━━━ Recorded information
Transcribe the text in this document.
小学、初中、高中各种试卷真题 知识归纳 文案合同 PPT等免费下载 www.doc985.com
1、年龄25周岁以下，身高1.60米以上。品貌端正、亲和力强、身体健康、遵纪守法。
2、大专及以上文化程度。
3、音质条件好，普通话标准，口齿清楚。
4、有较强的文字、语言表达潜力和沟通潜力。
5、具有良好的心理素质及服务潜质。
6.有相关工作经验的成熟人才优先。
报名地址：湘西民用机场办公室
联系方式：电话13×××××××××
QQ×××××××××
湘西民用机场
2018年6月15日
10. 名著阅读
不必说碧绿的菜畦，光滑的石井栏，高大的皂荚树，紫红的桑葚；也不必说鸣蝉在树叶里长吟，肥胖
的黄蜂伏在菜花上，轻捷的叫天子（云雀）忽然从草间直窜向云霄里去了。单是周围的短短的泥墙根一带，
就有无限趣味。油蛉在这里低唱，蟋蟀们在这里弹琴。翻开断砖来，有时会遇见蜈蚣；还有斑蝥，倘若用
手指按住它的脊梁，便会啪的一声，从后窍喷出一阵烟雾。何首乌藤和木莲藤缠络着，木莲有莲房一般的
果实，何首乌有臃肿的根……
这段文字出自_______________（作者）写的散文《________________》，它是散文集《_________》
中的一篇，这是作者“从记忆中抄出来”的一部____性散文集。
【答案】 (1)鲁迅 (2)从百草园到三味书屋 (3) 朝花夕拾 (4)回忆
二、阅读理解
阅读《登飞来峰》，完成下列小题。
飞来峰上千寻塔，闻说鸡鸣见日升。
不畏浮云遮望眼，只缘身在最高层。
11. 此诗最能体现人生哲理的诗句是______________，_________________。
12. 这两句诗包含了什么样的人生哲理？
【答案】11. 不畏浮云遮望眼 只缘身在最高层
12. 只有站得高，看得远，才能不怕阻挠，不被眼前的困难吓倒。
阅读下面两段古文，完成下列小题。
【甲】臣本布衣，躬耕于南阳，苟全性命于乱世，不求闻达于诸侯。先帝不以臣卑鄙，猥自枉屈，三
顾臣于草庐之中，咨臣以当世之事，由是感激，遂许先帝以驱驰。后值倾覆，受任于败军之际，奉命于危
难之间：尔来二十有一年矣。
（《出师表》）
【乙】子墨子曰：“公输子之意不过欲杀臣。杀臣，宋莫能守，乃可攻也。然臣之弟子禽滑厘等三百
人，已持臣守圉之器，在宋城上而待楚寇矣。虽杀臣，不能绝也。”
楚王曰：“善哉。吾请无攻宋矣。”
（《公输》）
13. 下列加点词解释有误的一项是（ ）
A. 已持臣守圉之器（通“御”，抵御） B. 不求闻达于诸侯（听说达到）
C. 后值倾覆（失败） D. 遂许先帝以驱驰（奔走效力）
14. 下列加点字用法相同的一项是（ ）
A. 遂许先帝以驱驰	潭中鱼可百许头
━━━━━━
(Exercise goal) Every line above should be printed again exactly as it stands.

(Solution to this exercise)
Transcribe the text in this document.
小学、初中、高中各种试卷真题 知识归纳 文案合同 PPT等免费下载 www.doc985.com
1、年龄25周岁以下，身高1.60米以上。品貌端正、亲和力强、身体健康、遵纪守法。
2、大专及以上文化程度。
3、音质条件好，普通话标准，口齿清楚。
4、有较强的文字、语言表达潜力和沟通潜力。
5、具有良好的心理素质及服务潜质。
6.有相关工作经验的成熟人才优先。
报名地址：湘西民用机场办公室
联系方式：电话13×××××××××
QQ×××××××××
湘西民用机场
2018年6月15日
10. 名著阅读
不必说碧绿的菜畦，光滑的石井栏，高大的皂荚树，紫红的桑葚；也不必说鸣蝉在树叶里长吟，肥胖
的黄蜂伏在菜花上，轻捷的叫天子（云雀）忽然从草间直窜向云霄里去了。单是周围的短短的泥墙根一带，
就有无限趣味。油蛉在这里低唱，蟋蟀们在这里弹琴。翻开断砖来，有时会遇见蜈蚣；还有斑蝥，倘若用
手指按住它的脊梁，便会啪的一声，从后窍喷出一阵烟雾。何首乌藤和木莲藤缠络着，木莲有莲房一般的
果实，何首乌有臃肿的根……
这段文字出自_______________（作者）写的散文《________________》，它是散文集《_________》
中的一篇，这是作者“从记忆中抄出来”的一部____性散文集。
【答案】 (1)鲁迅 (2)从百草园到三味书屋 (3) 朝花夕拾 (4)回忆
二、阅读理解
阅读《登飞来峰》，完成下列小题。
飞来峰上千寻塔，闻说鸡鸣见日升。
不畏浮云遮望眼，只缘身在最高层。
11. 此诗最能体现人生哲理的诗句是______________，_________________。
12. 这两句诗包含了什么样的人生哲理？
【答案】11. 不畏浮云遮望眼 只缘身在最高层
12. 只有站得高，看得远，才能不怕阻挠，不被眼前的困难吓倒。
阅读下面两段古文，完成下列小题。
【甲】臣本布衣，躬耕于南阳，苟全性命于乱世，不求闻达于诸侯。先帝不以臣卑鄙，猥自枉屈，三
顾臣于草庐之中，咨臣以当世之事，由是感激，遂许先帝以驱驰。后值倾覆，受任于败军之际，奉命于危
难之间：尔来二十有一年矣。
（《出师表》）
【乙】子墨子曰：“公输子之意不过欲杀臣。杀臣，宋莫能守，乃可攻也。然臣之弟子禽滑厘等三百
人，已持臣守圉之器，在宋城上而待楚寇矣。虽杀臣，不能绝也。”
楚王曰：“善哉。吾请无攻宋矣。”
（《公输》）
13. 下列加点词解释有误的一项是（ ）
A. 已持臣守圉之器（通“御”，抵御） B. 不求闻达于诸侯（听说达到）
C. 后值倾覆（失败） D. 遂许先帝以驱驰（奔走效力）
14. 下列加点字用法相同的一项是（ ）
A. 遂许先帝以驱驰	潭中鱼可百许头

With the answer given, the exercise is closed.